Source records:
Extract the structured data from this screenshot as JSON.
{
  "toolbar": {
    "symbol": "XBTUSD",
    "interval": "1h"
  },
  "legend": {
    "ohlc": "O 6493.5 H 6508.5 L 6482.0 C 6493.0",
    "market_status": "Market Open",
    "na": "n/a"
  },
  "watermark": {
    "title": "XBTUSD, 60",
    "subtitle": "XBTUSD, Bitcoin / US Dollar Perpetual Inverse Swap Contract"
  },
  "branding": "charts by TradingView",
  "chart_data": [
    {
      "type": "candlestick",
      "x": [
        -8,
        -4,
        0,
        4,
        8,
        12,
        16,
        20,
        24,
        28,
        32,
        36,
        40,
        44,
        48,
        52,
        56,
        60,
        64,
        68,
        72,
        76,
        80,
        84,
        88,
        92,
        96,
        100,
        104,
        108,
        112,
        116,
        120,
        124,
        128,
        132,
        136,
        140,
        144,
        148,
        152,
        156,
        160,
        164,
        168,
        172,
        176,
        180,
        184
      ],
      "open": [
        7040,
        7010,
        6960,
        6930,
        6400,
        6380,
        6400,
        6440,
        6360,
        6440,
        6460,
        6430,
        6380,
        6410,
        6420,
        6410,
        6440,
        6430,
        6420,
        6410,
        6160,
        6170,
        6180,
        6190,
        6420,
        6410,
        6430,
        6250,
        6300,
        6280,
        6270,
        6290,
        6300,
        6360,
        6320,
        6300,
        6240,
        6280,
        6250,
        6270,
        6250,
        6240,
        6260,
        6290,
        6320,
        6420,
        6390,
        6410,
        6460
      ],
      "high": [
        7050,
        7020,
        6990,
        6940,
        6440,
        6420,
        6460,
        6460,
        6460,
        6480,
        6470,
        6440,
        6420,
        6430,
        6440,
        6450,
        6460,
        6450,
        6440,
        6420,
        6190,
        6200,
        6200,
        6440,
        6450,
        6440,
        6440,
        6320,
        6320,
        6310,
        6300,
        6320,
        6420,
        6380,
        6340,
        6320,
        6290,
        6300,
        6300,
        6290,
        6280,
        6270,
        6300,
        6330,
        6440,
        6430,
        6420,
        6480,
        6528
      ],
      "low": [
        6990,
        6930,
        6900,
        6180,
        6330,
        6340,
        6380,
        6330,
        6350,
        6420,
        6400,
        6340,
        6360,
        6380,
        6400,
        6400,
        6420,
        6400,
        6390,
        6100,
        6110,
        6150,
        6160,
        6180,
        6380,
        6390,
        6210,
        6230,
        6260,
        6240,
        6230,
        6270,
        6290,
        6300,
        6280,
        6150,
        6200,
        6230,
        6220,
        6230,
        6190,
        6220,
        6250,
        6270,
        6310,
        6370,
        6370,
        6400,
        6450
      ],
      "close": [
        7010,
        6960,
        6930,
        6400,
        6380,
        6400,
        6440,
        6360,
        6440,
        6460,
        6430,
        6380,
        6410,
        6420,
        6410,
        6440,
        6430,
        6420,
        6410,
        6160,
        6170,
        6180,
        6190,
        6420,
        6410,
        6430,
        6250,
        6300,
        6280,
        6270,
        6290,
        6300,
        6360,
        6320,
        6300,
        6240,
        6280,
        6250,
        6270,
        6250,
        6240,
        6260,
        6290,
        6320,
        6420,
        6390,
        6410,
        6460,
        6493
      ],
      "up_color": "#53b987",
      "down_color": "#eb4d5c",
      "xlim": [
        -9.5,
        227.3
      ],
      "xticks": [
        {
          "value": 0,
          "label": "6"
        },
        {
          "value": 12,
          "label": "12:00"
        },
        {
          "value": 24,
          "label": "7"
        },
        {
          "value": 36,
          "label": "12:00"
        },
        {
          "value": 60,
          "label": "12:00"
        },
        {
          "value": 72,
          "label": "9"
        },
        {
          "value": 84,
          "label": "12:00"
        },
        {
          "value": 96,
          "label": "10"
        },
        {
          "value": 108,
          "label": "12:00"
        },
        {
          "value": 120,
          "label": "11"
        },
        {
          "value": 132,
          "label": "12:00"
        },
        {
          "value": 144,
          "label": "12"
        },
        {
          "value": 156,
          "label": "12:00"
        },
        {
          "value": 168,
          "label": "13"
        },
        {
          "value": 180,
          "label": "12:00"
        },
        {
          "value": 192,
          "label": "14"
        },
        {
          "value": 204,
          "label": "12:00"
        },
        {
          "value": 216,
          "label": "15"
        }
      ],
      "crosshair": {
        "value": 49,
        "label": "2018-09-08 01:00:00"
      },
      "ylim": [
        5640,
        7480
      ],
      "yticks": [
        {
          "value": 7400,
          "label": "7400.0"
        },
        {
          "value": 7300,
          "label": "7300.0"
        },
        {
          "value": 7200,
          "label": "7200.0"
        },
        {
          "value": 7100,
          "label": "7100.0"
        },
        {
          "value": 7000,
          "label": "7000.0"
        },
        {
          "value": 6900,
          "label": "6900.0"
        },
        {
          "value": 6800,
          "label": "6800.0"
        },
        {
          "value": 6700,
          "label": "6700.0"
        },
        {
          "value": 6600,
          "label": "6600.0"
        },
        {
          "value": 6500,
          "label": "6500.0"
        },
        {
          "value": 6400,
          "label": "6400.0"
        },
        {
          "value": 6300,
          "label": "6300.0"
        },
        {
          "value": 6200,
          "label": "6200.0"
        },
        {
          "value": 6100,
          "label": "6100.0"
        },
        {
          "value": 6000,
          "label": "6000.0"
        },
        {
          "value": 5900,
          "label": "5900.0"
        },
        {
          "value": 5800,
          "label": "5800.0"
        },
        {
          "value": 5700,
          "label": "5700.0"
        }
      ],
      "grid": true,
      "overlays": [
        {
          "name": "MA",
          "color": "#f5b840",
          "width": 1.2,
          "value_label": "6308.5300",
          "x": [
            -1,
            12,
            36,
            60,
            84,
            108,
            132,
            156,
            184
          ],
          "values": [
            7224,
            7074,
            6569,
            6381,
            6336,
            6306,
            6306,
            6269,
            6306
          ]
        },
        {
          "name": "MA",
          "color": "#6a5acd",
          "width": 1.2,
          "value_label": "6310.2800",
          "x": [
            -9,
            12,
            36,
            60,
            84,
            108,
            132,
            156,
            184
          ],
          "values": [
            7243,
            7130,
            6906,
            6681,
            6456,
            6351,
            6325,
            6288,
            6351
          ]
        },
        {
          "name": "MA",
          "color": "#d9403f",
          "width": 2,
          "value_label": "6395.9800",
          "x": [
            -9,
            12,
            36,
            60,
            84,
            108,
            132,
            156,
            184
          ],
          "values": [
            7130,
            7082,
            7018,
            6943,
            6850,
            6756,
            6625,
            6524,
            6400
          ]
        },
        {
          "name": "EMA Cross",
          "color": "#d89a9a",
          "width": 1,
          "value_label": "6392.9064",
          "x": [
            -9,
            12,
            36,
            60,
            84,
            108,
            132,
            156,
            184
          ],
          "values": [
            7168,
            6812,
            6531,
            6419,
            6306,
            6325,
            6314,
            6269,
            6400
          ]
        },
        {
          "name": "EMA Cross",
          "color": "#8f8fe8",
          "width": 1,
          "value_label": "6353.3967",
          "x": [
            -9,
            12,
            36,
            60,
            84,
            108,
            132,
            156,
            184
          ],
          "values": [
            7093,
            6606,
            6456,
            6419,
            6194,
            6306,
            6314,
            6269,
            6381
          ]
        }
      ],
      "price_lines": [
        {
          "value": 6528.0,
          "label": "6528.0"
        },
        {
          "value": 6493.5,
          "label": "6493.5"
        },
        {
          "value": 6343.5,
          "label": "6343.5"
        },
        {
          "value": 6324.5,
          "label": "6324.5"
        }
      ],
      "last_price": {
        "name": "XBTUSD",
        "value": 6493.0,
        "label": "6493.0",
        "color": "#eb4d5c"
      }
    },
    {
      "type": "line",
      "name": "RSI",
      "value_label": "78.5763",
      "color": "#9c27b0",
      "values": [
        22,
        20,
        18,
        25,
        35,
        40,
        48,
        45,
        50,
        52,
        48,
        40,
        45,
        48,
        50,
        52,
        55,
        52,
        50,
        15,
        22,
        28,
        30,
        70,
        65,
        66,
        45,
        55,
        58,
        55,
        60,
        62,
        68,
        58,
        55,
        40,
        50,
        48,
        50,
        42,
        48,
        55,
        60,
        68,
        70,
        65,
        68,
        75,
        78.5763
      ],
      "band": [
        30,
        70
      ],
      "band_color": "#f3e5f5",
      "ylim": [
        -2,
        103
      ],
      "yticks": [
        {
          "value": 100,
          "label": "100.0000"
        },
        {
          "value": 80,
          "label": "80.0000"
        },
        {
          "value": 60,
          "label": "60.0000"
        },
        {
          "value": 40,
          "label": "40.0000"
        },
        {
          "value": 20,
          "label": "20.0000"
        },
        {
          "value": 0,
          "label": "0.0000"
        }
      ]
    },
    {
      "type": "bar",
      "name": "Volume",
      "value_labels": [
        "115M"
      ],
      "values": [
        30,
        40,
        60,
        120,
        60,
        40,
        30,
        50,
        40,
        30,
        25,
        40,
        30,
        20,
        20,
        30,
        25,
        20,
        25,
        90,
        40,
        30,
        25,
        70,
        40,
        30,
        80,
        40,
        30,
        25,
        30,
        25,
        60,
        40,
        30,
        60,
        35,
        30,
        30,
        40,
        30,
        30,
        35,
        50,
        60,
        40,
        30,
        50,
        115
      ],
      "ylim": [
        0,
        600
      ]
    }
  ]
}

• Set problem:
Report how many lines of the entries hold the string "type". Provide the number alone.

• Exercise result:
3